WRITTEN EXERCISE
Copy all lines below exactly as written. Leave pictures out.

--- begin MATERIAL FOR THIS TASK ---

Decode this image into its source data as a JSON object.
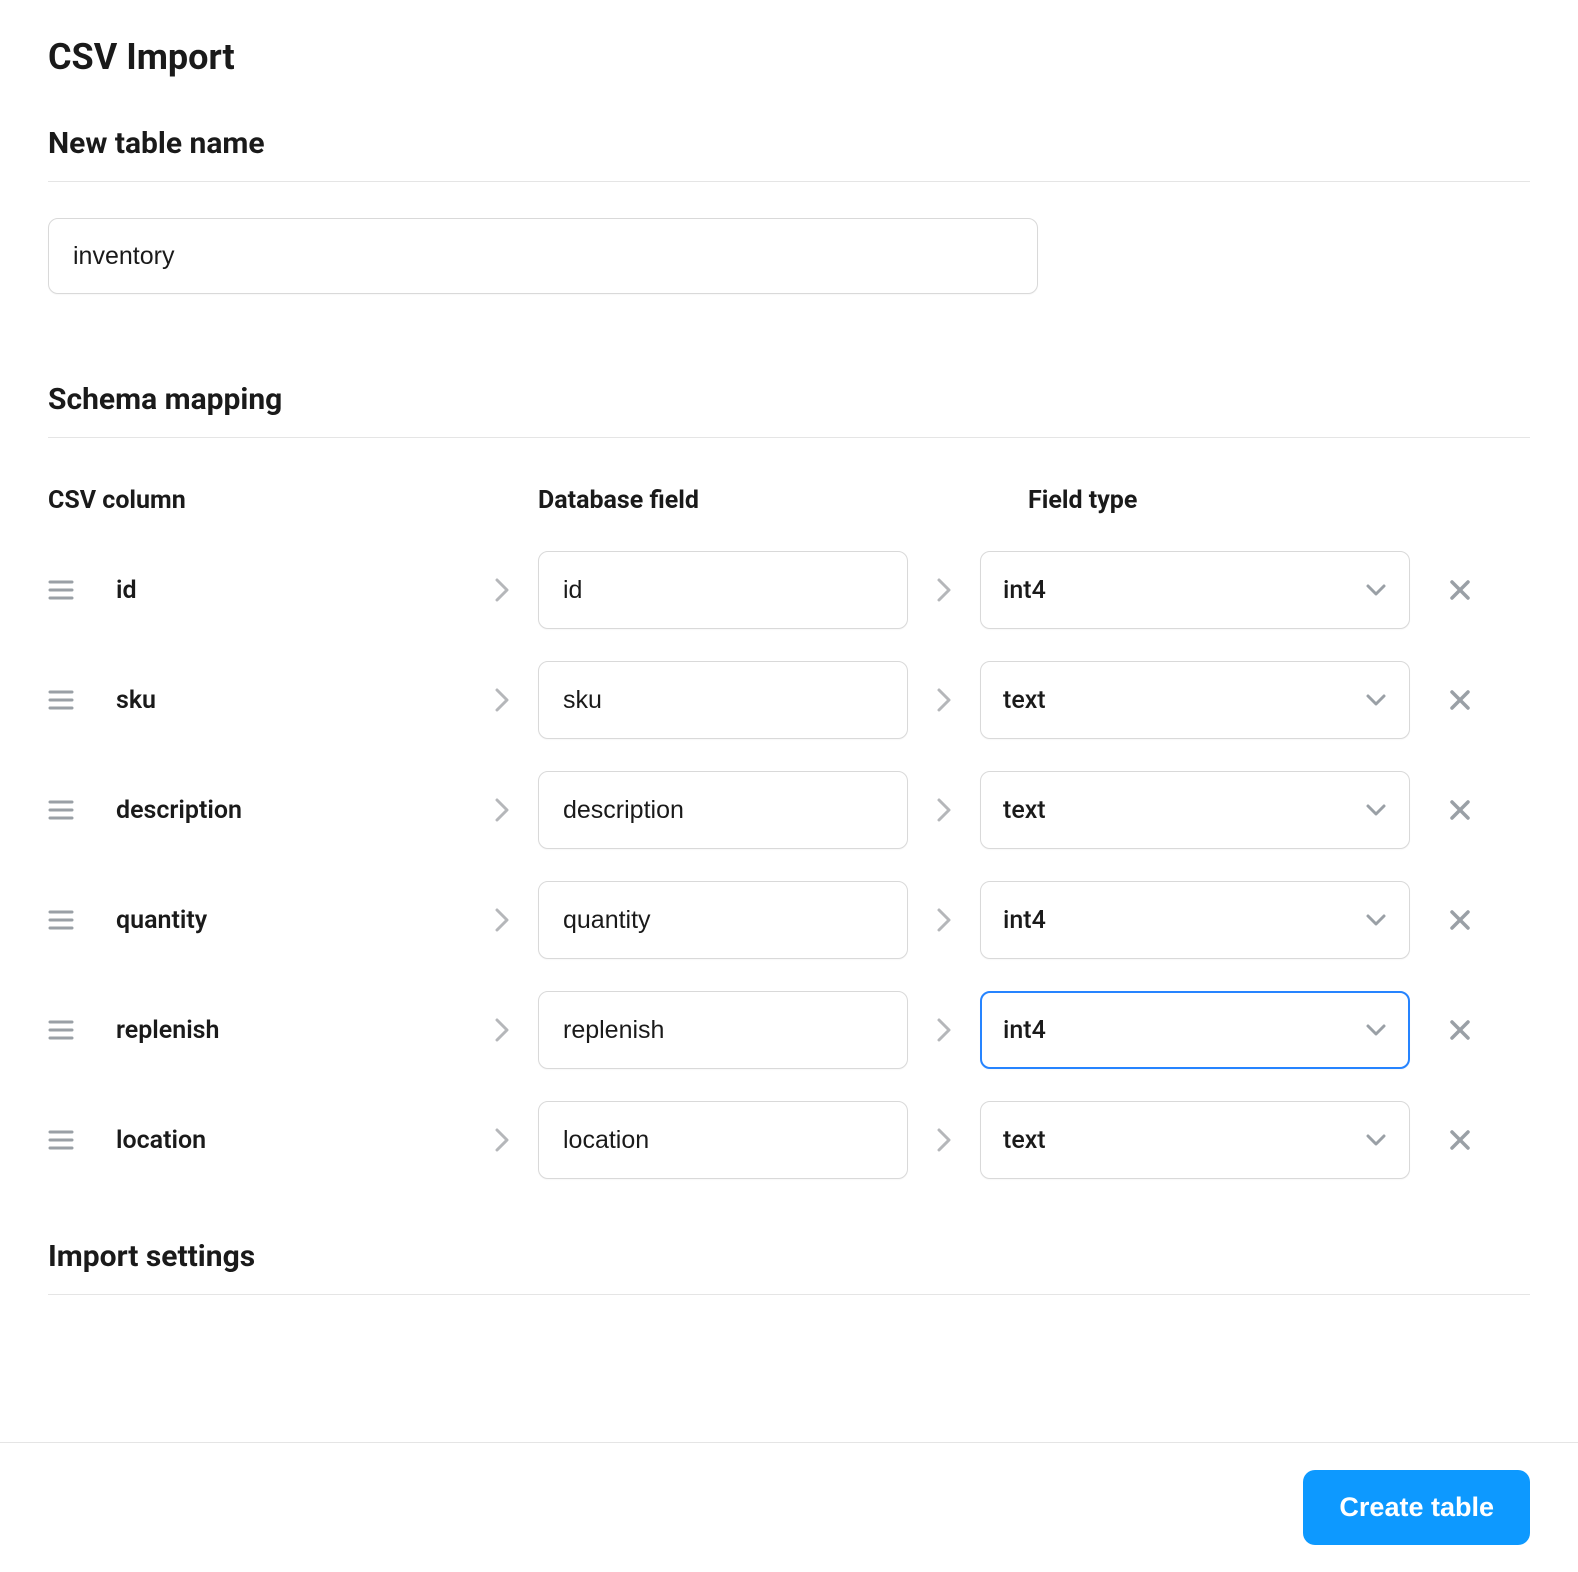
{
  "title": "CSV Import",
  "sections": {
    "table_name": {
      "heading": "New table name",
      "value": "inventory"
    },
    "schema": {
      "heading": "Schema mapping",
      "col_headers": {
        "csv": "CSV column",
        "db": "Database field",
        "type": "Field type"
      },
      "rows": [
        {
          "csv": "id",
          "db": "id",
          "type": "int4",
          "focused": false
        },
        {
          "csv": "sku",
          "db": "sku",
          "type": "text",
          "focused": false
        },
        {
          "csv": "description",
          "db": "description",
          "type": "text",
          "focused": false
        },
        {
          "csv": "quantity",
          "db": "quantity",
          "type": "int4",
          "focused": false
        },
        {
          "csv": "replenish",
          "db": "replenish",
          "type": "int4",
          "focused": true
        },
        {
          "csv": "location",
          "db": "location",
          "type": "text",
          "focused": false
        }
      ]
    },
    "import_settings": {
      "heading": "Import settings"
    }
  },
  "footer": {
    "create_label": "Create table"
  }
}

--- end MATERIAL FOR THIS TASK ---

EXPECTED ANSWER
Decode this image into its source data as a JSON object.
{
  "title": "CSV Import",
  "sections": {
    "table_name": {
      "heading": "New table name",
      "value": "inventory"
    },
    "schema": {
      "heading": "Schema mapping",
      "col_headers": {
        "csv": "CSV column",
        "db": "Database field",
        "type": "Field type"
      },
      "rows": [
        {
          "csv": "id",
          "db": "id",
          "type": "int4",
          "focused": false
        },
        {
          "csv": "sku",
          "db": "sku",
          "type": "text",
          "focused": false
        },
        {
          "csv": "description",
          "db": "description",
          "type": "text",
          "focused": false
        },
        {
          "csv": "quantity",
          "db": "quantity",
          "type": "int4",
          "focused": false
        },
        {
          "csv": "replenish",
          "db": "replenish",
          "type": "int4",
          "focused": true
        },
        {
          "csv": "location",
          "db": "location",
          "type": "text",
          "focused": false
        }
      ]
    },
    "import_settings": {
      "heading": "Import settings"
    }
  },
  "footer": {
    "create_label": "Create table"
  }
}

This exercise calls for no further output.